__Your instructions__
Restate the data exactly as given and keep the pictures out.

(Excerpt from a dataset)
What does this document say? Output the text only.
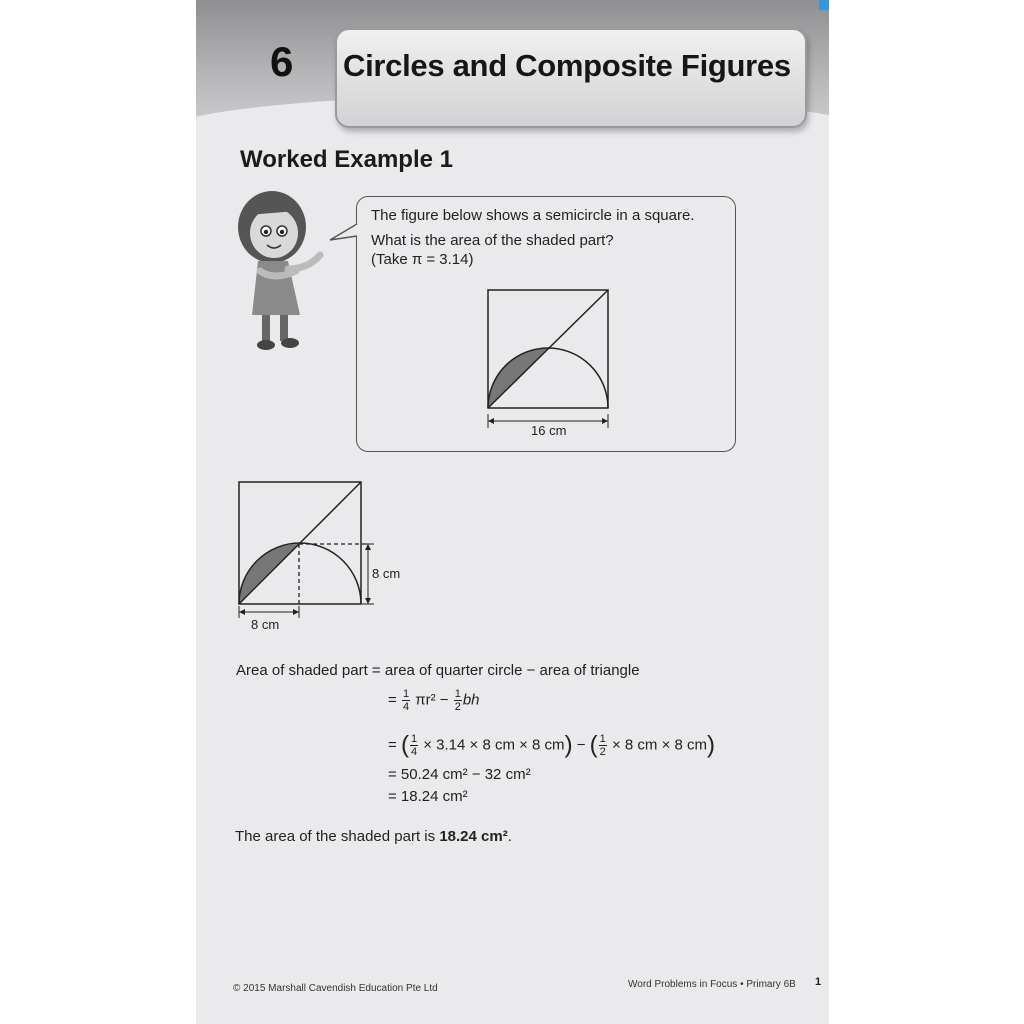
6 Circles and Composite Figures
Worked Example 1
The figure below shows a semicircle in a square.
What is the area of the shaded part?
(Take π = 3.14)
16 cm
8 cm
8 cm
Area of shaded part = area of quarter circle − area of triangle
= $\frac{1}{4} \pi r^2 - \frac{1}{2}$ bh
= ( $\frac{1}{4} \times 3.14 \times 8$ cm × 8 cm) − ( $\frac{1}{2} \times 8$ cm × 8 cm)
= 50.24 cm² − 32 cm²
= 18.24 cm²
The area of the shaded part is 18.24 cm².
© 2015 Marshall Cavendish Education Pte Ltd	Word Problems in Focus • Primary 6B 1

__Written response__
What does this document say? Output the text only.
6 Circles and Composite Figures
Worked Example 1
The figure below shows a semicircle in a square.
What is the area of the shaded part?
(Take π = 3.14)
16 cm
8 cm
8 cm
Area of shaded part = area of quarter circle − area of triangle
= $\frac{1}{4} \pi r^2 - \frac{1}{2}$ bh
= ( $\frac{1}{4} \times 3.14 \times 8$ cm × 8 cm) − ( $\frac{1}{2} \times 8$ cm × 8 cm)
= 50.24 cm² − 32 cm²
= 18.24 cm²
The area of the shaded part is 18.24 cm².
© 2015 Marshall Cavendish Education Pte Ltd	Word Problems in Focus • Primary 6B 1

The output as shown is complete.